**Fragmento seleccionado**
↓
Y después de este manifiesto mental inútil, futurista y comprometido hay que volver a escribir, porque es lo único válido. Seguir escribiendo, sabiendo de antemano que el trabajo del escritor tiene la misma utilidad que el café del desayuno, simplemente mantenerlo vivo. Nada más. Los manifiestos quedaron ya atrás, ya nadie manifiesta nada importante a nadie. Los diccionarios de citas se quedaron anclados en la segunda mitad del siglo veinte.

Nadie parece que pueda inventar ahora un deporte en un arranque de locura, como pasó con el rugby. En una época como ésta, en la que nos rodeamos de tanta información (la mayoría sin desbastar ni interpretar), en que la humanidad evoluciona tan deprisa que apenas podemos asimilarlo, la relevancia de nuestras acciones individuales es cada vez menor (¿serán los robots los que, efectivamente, nos releven?). Por ello, los manifiestos se convierten en proclamas de cada persona para sí misma, con lo que dejan de ser manifiestos. La nueva sociedad de la infor-mación, del individualismo y del consumismo ha conseguido desligar al ser humano de la conciencia de pertenecer al mismo mundo de los demás, desligarlo de la presencia, no siempre amenazante, del otro. Con ello, actuamos todos como seres autónomos y autosuficientes, porque está mal visto pedir ayuda, consuelo o simplemente conversación a los demás (aunque a veces la necesitamos urgentemente en el maremágnum de la lucha diaria por sobrevivir en la jungla); no, ahora debe resolver uno mismo sus problemas sin contar con nadie, como si estuviese solo en el mundo. Todos estamos solos en el mundo ante las grandes preguntas y todos morimos solos, pero podría ser más confortador compartir la soledad (o la muerte) con los demás. Aún recuerdo cómo mi abuelo me hablaba de las tertulias con sus vecinos en las puertas de las casas hasta altas horas de la noche, cuando se podía dejar la puerta abierta sin ningún miedo. Por desgracia, la llegada de la televisión y el aumento de los robos (la mayoría producidos por el consumo de drogas para huir de una realidad monótona) terminaron por encerrar a la gente en sus casas, donde ahora vive temerosa de todo, aún más atemorizada por las imágenes que escupe la caja tonta, en un estado de ansiedad permanente, aislada de los demás.
↑
**Material extraído**
↓
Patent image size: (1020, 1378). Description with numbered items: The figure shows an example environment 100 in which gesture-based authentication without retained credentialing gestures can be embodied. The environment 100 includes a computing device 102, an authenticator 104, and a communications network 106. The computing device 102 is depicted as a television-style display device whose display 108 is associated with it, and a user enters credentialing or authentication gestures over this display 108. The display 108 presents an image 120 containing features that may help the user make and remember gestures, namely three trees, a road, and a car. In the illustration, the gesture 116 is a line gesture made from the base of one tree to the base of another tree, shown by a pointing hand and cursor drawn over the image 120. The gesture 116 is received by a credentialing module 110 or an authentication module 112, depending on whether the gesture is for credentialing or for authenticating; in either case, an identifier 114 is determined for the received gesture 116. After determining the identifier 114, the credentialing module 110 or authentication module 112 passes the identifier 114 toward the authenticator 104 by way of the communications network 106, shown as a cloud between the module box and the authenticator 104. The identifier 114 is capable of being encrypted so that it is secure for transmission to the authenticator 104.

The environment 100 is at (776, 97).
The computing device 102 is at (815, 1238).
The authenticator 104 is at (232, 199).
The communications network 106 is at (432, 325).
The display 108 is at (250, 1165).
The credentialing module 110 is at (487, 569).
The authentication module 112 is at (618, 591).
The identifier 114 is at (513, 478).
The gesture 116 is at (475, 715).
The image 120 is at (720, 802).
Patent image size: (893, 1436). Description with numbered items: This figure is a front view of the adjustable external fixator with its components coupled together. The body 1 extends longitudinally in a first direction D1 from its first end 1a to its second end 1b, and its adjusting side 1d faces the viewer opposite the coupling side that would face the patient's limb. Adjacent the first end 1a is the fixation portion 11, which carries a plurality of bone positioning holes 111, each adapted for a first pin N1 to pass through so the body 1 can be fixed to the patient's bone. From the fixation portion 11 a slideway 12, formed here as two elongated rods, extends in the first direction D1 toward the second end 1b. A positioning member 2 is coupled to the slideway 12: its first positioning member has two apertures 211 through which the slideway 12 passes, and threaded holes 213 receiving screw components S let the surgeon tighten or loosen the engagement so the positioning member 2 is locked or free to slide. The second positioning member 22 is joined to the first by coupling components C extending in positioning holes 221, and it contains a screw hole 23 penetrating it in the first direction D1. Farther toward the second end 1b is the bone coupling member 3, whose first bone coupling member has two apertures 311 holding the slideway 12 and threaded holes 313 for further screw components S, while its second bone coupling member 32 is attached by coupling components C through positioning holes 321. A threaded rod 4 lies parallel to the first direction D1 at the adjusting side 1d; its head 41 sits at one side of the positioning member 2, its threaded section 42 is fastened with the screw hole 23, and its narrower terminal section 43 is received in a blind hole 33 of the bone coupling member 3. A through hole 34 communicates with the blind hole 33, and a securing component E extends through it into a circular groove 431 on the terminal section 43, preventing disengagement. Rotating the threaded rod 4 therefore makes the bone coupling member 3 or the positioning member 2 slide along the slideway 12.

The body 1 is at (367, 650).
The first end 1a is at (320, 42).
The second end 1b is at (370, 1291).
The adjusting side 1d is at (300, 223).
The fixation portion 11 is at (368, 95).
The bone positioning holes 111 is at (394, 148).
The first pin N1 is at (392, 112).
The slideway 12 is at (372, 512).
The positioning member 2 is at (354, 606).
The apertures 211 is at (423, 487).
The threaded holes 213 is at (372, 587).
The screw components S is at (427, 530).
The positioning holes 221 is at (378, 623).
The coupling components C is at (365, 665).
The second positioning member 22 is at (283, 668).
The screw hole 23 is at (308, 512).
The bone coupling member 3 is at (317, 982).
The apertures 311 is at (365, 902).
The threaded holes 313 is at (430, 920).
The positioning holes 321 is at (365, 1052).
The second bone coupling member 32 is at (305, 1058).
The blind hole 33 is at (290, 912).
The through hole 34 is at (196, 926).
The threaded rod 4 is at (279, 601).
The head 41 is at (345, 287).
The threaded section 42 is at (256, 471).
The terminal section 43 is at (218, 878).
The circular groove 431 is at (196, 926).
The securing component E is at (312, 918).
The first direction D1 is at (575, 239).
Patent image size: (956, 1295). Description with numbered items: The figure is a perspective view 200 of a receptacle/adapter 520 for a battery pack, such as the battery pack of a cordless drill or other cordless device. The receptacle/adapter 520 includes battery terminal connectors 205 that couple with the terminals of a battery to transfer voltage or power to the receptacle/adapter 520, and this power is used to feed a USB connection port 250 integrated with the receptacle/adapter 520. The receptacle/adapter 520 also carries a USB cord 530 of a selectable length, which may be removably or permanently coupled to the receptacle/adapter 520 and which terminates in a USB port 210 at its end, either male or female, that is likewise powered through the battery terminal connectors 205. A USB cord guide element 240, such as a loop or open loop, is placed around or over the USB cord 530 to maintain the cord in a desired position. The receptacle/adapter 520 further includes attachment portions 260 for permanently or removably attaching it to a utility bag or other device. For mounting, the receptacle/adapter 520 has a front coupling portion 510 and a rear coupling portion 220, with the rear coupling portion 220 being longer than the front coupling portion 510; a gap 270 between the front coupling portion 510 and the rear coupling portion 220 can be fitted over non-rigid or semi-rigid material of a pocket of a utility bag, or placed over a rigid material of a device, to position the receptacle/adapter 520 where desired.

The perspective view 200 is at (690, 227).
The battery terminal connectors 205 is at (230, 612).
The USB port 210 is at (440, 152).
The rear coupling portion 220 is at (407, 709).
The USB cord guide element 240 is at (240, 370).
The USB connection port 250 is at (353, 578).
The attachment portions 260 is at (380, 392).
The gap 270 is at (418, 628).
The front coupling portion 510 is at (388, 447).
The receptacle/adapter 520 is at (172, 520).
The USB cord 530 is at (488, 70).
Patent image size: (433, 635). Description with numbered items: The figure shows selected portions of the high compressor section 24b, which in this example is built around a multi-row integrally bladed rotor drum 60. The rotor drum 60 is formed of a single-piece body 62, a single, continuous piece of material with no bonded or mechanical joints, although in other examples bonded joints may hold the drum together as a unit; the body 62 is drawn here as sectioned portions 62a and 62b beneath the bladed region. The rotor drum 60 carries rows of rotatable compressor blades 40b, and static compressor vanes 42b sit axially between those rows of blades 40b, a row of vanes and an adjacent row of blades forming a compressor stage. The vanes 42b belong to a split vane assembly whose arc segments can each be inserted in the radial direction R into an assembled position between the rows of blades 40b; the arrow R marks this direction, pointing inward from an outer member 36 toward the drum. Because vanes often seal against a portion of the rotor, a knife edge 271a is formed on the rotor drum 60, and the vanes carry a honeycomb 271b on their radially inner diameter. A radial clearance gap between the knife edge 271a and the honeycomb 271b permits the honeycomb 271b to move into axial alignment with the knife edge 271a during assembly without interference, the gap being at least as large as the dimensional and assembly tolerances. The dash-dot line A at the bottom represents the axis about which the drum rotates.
↑
**Uso de la información**
• A. Responde según el fragmento seleccionado:
(i) ¿Con qué compara el autor la utilidad del trabajo del escritor?
(ii) ¿Qué deporte se menciona como inventado en un arranque de locura?
(iii) ¿Qué dos hechos terminaron por encerrar a la gente en sus casas?
• B. Continúa el fragmento seleccionado sobre los manifiestos y la soledad a partir de su última oración.

**Problemas resueltos**
• A.
(i) Con el café del desayuno: simplemente mantenerlo vivo.
(ii) El rugby.
(iii) La llegada de la televisión y el aumento de los robos.

• B.
A pesar de la inutilidad de los manifiestos, consciente de la inutilidad del gesto, manifiesto a mí mismo mi propósito de seguir limpiándome y purgándome con mi escritura, aunque sepa que la literatura no sirve para nada útil (he ahí su mágico poder). ¡Literatura y fútbol!, ¡la inútil belleza de lo inservible!